Dataset rows
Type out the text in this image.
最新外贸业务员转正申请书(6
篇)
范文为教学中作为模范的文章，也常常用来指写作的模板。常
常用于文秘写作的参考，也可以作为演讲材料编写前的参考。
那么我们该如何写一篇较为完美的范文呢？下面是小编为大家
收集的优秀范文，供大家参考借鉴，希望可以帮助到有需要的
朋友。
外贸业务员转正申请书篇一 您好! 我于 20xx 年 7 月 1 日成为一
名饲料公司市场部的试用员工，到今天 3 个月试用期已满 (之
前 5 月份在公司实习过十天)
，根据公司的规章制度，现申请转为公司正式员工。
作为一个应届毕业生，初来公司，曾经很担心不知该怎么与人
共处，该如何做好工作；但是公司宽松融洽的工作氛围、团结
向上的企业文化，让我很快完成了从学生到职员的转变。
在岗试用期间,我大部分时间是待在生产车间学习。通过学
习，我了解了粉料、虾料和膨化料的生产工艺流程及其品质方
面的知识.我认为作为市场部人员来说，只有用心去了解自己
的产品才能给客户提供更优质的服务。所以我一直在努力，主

Task goal
Repeat every entry exactly as written above.

Task output
Type out the text in this image.
最新外贸业务员转正申请书(6
篇)
范文为教学中作为模范的文章，也常常用来指写作的模板。常
常用于文秘写作的参考，也可以作为演讲材料编写前的参考。
那么我们该如何写一篇较为完美的范文呢？下面是小编为大家
收集的优秀范文，供大家参考借鉴，希望可以帮助到有需要的
朋友。
外贸业务员转正申请书篇一 您好! 我于 20xx 年 7 月 1 日成为一
名饲料公司市场部的试用员工，到今天 3 个月试用期已满 (之
前 5 月份在公司实习过十天)
，根据公司的规章制度，现申请转为公司正式员工。
作为一个应届毕业生，初来公司，曾经很担心不知该怎么与人
共处，该如何做好工作；但是公司宽松融洽的工作氛围、团结
向上的企业文化，让我很快完成了从学生到职员的转变。
在岗试用期间,我大部分时间是待在生产车间学习。通过学
习，我了解了粉料、虾料和膨化料的生产工艺流程及其品质方
面的知识.我认为作为市场部人员来说，只有用心去了解自己
的产品才能给客户提供更优质的服务。所以我一直在努力，主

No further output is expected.